▶ AUSGEWÄHLTER TEXT:
........

(Kinofassung – OmU)
Benedict Cumberbatch als Turing vor dem Filmmodell einer Rechenmaschine. Foto:
Ein Film über den berühmten Mathematiker, Prä-Computerwissenschaftler und Codebrecher Alan Turing: The Imitation Game mit Benedict Cumberbatch und Keira Knightley ist in gleich acht Kategorien bei den Oscars nominiert. Die Verleihung findet am 22. Februar statt. Also: Wie gut ist der Streifen?
Ein historisches Drama über Alan Turing ist eine gute Idee. Von seinen Problemen mit der festen Sozialstruktur des britischen Empires, über seine sportlichen Höchstleistungen, seine wissenschaftliche Arbeit in Mathematik und auf dem Gebiet der Prä-Computer, seine damit verbundene Arbeit am Entschlüsseln der Nazi-Codemaschine Enigma, bis hin zu der Grausamkeit, mit der der konservative Staat der 50er auf seine Homosexualität regiert hat, bietet seine Biographie eine Menge an dramatischem und tragischem Stoff.
Der Film hat viele Pluspunkte: Die Figur Alan Turing oder die Schauspieler*innen Benedict Cumberbatch und Keira Knightley (als Kryptoanalytikerin Joan Clarke). Es ist ein Kriegsfilm, ein Spionagethriller und ein Film über Technik. Es geht um Wissenschaft, irgendwie so etwas wie ein „Science-Fact“-Film.

........

▶ DIE AUFGABE:
Prüfe bitte, ob diese Aussagen zum Text über den Film The Imitation Game zutreffen, und gib zu jeder Aussage Ja oder Nein mit den entscheidenden Worten des Textes als wörtlichem Zitat an. 1. Der Film ist in acht Kategorien für die Oscars nominiert. 2. Keira Knightley spielt im Film die Kryptoanalytikerin Joan Clarke. 3. Die Oscarverleihung findet am 22. März statt.

▶ BEREITGESTELLTE DATEN:
........

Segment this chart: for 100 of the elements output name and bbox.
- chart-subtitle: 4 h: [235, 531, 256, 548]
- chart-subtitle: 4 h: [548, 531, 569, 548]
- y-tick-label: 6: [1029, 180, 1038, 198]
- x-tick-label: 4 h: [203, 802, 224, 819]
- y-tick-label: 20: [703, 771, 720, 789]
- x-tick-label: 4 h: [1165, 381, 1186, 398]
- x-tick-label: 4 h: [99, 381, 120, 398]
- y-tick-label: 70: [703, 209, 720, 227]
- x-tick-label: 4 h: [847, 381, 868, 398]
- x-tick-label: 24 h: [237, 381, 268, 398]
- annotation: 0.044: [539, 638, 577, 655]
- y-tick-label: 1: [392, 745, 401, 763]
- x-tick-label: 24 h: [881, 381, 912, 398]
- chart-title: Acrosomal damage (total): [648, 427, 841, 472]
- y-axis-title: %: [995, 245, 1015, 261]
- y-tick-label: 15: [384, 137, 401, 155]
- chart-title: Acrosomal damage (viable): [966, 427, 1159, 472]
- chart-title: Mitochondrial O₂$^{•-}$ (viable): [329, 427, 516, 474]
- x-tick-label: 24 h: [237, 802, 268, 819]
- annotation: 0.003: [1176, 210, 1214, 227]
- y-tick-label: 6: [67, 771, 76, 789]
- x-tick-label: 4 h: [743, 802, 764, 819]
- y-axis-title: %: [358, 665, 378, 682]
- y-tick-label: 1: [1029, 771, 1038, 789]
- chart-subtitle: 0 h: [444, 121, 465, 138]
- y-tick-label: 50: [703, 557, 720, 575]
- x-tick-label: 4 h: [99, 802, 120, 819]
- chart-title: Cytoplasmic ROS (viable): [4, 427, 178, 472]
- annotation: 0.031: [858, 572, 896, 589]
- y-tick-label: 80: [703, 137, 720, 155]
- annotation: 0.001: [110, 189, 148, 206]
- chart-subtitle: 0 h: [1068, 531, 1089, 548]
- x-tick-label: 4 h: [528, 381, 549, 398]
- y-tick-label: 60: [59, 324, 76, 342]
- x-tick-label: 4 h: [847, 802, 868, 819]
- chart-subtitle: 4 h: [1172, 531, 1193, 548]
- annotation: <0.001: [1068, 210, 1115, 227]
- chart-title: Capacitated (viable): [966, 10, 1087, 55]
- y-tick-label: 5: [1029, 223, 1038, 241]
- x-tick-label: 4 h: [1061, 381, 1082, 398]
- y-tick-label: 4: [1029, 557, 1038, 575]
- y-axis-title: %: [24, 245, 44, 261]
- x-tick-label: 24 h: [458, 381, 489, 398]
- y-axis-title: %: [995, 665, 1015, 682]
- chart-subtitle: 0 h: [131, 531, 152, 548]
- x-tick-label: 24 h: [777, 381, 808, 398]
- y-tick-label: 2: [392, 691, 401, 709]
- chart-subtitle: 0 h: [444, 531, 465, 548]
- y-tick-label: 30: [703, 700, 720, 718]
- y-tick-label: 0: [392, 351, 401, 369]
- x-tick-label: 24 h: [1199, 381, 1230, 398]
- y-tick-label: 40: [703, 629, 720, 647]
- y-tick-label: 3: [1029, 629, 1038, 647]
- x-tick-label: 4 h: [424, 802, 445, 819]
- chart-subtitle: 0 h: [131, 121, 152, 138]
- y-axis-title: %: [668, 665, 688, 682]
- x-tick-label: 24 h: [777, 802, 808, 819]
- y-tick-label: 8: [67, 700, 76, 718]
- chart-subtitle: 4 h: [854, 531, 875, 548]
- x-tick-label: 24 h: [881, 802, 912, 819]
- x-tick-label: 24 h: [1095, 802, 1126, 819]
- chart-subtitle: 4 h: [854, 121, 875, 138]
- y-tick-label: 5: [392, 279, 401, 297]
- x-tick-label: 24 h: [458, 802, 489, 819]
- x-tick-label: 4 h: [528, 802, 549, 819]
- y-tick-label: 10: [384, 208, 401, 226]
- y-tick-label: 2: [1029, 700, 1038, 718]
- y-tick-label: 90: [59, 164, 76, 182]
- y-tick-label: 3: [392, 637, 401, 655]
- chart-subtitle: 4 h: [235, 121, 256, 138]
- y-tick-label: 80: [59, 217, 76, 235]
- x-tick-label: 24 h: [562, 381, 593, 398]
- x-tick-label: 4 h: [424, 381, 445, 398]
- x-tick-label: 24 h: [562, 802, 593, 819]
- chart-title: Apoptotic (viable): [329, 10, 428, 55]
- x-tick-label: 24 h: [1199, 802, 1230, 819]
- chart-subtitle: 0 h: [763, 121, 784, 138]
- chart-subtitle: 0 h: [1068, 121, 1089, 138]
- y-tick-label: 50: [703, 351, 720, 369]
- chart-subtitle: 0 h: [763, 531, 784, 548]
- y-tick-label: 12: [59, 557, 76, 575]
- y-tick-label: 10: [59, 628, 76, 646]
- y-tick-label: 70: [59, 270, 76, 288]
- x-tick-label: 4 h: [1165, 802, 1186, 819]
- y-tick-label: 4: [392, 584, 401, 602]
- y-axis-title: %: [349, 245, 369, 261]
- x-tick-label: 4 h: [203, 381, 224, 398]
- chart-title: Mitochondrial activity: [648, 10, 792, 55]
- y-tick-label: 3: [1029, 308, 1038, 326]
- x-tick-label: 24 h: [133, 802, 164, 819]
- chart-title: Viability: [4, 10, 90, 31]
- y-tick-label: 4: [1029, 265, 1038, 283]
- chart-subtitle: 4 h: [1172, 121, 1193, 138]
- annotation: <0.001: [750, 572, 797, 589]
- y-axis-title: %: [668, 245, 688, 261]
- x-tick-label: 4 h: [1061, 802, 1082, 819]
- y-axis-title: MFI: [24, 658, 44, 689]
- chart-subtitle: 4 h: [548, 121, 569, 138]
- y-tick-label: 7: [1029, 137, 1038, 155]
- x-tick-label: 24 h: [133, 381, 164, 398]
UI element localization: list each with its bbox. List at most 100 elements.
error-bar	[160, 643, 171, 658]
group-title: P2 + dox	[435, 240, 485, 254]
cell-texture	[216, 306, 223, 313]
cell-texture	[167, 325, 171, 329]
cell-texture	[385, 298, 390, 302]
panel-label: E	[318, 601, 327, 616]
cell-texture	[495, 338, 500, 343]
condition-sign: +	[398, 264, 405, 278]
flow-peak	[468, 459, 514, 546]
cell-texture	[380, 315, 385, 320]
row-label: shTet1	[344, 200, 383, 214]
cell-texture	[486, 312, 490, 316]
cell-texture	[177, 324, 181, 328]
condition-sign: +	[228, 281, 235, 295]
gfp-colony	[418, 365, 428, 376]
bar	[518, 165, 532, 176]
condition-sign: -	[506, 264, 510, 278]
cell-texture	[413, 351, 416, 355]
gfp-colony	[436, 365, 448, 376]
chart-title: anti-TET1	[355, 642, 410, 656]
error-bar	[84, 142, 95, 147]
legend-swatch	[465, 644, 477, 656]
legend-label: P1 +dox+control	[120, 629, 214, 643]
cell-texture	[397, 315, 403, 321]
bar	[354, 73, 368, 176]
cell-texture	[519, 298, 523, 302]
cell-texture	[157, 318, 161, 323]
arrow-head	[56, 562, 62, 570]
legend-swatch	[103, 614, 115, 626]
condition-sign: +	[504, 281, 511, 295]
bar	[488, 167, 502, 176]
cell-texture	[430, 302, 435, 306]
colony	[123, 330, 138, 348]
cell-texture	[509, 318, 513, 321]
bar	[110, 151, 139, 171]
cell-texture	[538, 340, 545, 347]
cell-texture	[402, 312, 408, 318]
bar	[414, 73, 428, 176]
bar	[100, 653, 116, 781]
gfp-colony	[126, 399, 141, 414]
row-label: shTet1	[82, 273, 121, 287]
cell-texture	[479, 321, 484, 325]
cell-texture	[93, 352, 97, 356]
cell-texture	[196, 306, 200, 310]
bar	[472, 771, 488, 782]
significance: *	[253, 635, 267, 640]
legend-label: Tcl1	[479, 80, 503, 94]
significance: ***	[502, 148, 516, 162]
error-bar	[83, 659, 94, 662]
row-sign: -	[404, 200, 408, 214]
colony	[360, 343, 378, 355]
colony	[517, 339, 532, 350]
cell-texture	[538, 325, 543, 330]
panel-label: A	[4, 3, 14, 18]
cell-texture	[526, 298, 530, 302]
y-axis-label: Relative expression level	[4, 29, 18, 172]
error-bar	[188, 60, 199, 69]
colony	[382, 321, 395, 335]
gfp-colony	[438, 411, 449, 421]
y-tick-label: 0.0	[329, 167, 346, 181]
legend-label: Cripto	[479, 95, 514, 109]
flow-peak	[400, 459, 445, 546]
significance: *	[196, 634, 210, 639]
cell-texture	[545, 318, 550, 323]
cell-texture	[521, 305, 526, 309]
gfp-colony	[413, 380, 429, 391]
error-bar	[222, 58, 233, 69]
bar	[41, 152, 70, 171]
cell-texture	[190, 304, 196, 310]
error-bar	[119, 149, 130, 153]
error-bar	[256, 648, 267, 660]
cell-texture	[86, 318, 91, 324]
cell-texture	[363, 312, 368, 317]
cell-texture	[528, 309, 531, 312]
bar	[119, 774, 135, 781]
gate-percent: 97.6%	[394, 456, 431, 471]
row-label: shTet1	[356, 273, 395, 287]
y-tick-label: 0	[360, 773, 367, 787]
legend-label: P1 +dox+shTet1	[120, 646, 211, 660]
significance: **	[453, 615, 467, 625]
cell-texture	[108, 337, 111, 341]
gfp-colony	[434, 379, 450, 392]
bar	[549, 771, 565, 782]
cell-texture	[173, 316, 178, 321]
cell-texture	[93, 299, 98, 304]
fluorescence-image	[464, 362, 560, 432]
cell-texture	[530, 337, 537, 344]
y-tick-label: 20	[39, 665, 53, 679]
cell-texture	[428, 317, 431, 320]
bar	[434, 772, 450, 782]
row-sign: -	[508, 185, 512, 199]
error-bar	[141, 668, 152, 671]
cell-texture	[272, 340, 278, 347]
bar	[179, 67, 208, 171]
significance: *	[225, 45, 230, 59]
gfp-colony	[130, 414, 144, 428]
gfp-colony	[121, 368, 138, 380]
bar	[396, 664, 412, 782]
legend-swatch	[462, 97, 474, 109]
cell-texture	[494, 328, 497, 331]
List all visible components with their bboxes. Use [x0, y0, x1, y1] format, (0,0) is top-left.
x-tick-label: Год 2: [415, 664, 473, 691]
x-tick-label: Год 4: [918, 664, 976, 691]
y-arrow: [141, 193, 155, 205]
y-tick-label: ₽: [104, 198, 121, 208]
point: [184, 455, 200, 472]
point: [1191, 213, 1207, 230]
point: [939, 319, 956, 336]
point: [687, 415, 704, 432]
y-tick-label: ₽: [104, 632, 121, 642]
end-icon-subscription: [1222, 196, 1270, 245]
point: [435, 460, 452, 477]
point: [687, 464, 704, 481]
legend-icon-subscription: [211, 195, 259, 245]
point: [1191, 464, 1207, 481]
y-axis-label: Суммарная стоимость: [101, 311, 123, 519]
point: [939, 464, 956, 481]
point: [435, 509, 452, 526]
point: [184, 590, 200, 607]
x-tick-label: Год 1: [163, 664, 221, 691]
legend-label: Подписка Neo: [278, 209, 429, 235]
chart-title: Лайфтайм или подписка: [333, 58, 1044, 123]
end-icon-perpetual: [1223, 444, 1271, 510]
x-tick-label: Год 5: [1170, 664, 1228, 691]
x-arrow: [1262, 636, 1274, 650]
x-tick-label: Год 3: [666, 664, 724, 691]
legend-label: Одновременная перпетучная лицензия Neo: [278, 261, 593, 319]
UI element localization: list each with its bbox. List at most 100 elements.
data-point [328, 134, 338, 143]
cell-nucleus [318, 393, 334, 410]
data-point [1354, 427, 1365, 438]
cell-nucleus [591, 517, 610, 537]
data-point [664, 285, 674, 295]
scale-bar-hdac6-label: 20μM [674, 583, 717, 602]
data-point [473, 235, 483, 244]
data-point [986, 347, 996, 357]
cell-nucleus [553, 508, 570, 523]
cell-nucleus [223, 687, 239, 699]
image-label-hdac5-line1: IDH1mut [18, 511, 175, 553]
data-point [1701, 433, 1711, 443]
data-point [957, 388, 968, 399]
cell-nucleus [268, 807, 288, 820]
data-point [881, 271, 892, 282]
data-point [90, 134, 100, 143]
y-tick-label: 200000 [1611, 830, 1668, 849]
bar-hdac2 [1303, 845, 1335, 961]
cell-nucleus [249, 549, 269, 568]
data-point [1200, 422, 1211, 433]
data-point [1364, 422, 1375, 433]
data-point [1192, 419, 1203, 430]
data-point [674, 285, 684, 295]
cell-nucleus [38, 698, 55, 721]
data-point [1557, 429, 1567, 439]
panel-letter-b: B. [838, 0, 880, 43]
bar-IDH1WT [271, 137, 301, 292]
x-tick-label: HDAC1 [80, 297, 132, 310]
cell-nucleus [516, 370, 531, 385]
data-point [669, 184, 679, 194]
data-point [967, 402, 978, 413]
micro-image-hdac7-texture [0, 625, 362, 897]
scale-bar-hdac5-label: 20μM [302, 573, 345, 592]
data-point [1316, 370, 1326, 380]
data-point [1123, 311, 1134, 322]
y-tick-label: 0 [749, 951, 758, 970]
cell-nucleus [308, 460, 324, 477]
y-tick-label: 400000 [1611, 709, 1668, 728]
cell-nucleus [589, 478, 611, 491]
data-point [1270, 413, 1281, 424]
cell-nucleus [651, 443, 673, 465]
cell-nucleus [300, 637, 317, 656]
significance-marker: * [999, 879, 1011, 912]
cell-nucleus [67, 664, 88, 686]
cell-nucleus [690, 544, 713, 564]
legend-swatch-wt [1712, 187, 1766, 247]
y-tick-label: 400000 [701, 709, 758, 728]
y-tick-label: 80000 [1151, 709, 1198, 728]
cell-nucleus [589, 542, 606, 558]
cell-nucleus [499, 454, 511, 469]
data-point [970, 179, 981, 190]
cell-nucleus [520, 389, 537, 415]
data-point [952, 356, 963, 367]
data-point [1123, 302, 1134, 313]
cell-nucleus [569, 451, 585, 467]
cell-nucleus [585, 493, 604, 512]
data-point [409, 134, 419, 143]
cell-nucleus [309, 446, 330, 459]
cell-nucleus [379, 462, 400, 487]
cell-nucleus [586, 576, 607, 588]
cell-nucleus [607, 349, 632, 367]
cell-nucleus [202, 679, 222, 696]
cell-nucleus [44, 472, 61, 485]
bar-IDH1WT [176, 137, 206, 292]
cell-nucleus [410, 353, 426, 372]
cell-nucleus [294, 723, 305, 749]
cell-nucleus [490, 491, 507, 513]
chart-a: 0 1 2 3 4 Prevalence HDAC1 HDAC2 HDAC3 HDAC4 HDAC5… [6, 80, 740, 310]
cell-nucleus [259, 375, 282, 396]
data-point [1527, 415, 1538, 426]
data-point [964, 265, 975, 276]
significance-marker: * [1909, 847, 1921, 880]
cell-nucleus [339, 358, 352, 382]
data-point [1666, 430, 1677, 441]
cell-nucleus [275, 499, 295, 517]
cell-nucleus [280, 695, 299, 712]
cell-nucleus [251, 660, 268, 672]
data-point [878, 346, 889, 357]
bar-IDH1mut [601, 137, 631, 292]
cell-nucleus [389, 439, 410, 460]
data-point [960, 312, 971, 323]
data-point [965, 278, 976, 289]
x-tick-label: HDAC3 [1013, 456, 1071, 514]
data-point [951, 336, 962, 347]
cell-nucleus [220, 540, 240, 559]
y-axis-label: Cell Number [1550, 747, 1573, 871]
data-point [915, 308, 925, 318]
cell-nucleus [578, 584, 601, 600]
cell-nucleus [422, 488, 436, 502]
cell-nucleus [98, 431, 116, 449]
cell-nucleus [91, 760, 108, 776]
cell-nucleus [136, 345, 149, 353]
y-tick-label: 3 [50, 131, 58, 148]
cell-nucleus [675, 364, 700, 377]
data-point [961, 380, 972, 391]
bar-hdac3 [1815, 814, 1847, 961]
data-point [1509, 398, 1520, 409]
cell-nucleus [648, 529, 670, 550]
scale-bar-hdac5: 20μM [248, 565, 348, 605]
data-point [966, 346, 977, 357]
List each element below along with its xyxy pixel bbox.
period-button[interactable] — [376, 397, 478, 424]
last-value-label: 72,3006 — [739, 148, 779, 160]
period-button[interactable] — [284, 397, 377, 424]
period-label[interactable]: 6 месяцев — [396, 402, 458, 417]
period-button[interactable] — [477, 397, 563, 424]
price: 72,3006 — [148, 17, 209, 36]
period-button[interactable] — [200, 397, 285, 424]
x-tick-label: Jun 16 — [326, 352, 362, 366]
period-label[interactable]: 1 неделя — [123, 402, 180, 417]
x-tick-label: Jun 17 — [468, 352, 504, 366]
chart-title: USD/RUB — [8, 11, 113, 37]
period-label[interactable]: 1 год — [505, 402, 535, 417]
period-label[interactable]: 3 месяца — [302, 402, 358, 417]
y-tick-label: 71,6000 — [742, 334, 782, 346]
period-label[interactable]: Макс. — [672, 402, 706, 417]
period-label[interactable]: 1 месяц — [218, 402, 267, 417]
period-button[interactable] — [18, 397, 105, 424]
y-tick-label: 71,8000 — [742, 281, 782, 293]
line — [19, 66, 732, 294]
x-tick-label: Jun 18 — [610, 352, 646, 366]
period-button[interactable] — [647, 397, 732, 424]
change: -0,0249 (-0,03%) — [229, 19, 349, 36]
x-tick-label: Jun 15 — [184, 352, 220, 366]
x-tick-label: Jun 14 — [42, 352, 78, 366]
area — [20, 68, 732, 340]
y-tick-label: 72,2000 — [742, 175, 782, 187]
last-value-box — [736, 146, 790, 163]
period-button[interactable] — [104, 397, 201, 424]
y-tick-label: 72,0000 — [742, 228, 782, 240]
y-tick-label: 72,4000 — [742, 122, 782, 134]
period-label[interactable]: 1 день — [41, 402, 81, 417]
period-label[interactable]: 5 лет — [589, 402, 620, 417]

........

▶ RICHTIGE ANTWORT:
1. Ja: „ist in gleich acht Kategorien bei den Oscars nominiert“
2. Ja: „Keira Knightley (als Kryptoanalytikerin Joan Clarke)“
3. Nein: „Die Verleihung findet am 22. Februar statt.“